= Exercise brief =
Extract the text of every entry below exactly; leave images out.

________

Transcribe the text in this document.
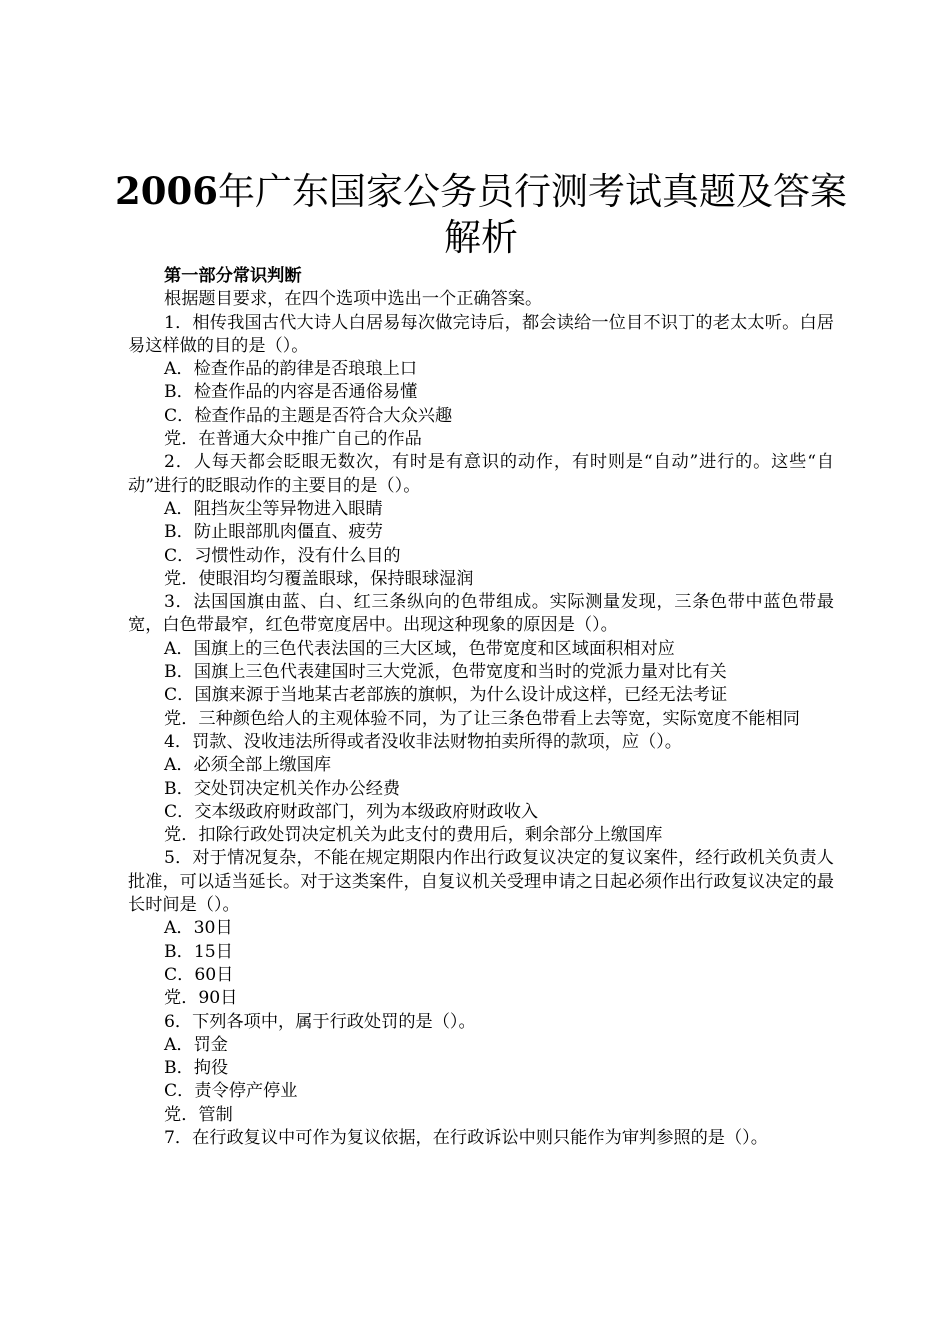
2006年广东国家公务员行测考试真题及答案
解析
第一部分常识判断
根据题目要求，在四个选项中选出一个正确答案。
1．相传我国古代大诗人白居易每次做完诗后，都会读给一位目不识丁的老太太听。白居易这样做的目的是（）。
A．检查作品的韵律是否琅琅上口
B．检查作品的内容是否通俗易懂
C．检查作品的主题是否符合大众兴趣
党．在普通大众中推广自己的作品
2．人每天都会眨眼无数次，有时是有意识的动作，有时则是“自动”进行的。这些“自动”进行的眨眼动作的主要目的是（）。
A．阻挡灰尘等异物进入眼睛
B．防止眼部肌肉僵直、疲劳
C．习惯性动作，没有什么目的
党．使眼泪均匀覆盖眼球，保持眼球湿润
3．法国国旗由蓝、白、红三条纵向的色带组成。实际测量发现，三条色带中蓝色带最宽，白色带最窄，红色带宽度居中。出现这种现象的原因是（）。
A．国旗上的三色代表法国的三大区域，色带宽度和区域面积相对应
B．国旗上三色代表建国时三大党派，色带宽度和当时的党派力量对比有关
C．国旗来源于当地某古老部族的旗帜，为什么设计成这样，已经无法考证
党．三种颜色给人的主观体验不同，为了让三条色带看上去等宽，实际宽度不能相同
4．罚款、没收违法所得或者没收非法财物拍卖所得的款项，应（）。
A．必须全部上缴国库
B．交处罚决定机关作办公经费
C．交本级政府财政部门，列为本级政府财政收入
党．扣除行政处罚决定机关为此支付的费用后，剩余部分上缴国库
5．对于情况复杂，不能在规定期限内作出行政复议决定的复议案件，经行政机关负责人批准，可以适当延长。对于这类案件，自复议机关受理申请之日起必须作出行政复议决定的最长时间是（）。
A．30日
B．15日
C．60日
党．90日
6．下列各项中，属于行政处罚的是（）。
A．罚金
B．拘役
C．责令停产停业
党．管制
7．在行政复议中可作为复议依据，在行政诉讼中则只能作为审判参照的是（）。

________

= Exercise result =
Transcribe the text in this document.
2006年广东国家公务员行测考试真题及答案
解析
第一部分常识判断
根据题目要求，在四个选项中选出一个正确答案。
1．相传我国古代大诗人白居易每次做完诗后，都会读给一位目不识丁的老太太听。白居易这样做的目的是（）。
A．检查作品的韵律是否琅琅上口
B．检查作品的内容是否通俗易懂
C．检查作品的主题是否符合大众兴趣
党．在普通大众中推广自己的作品
2．人每天都会眨眼无数次，有时是有意识的动作，有时则是“自动”进行的。这些“自动”进行的眨眼动作的主要目的是（）。
A．阻挡灰尘等异物进入眼睛
B．防止眼部肌肉僵直、疲劳
C．习惯性动作，没有什么目的
党．使眼泪均匀覆盖眼球，保持眼球湿润
3．法国国旗由蓝、白、红三条纵向的色带组成。实际测量发现，三条色带中蓝色带最宽，白色带最窄，红色带宽度居中。出现这种现象的原因是（）。
A．国旗上的三色代表法国的三大区域，色带宽度和区域面积相对应
B．国旗上三色代表建国时三大党派，色带宽度和当时的党派力量对比有关
C．国旗来源于当地某古老部族的旗帜，为什么设计成这样，已经无法考证
党．三种颜色给人的主观体验不同，为了让三条色带看上去等宽，实际宽度不能相同
4．罚款、没收违法所得或者没收非法财物拍卖所得的款项，应（）。
A．必须全部上缴国库
B．交处罚决定机关作办公经费
C．交本级政府财政部门，列为本级政府财政收入
党．扣除行政处罚决定机关为此支付的费用后，剩余部分上缴国库
5．对于情况复杂，不能在规定期限内作出行政复议决定的复议案件，经行政机关负责人批准，可以适当延长。对于这类案件，自复议机关受理申请之日起必须作出行政复议决定的最长时间是（）。
A．30日
B．15日
C．60日
党．90日
6．下列各项中，属于行政处罚的是（）。
A．罚金
B．拘役
C．责令停产停业
党．管制
7．在行政复议中可作为复议依据，在行政诉讼中则只能作为审判参照的是（）。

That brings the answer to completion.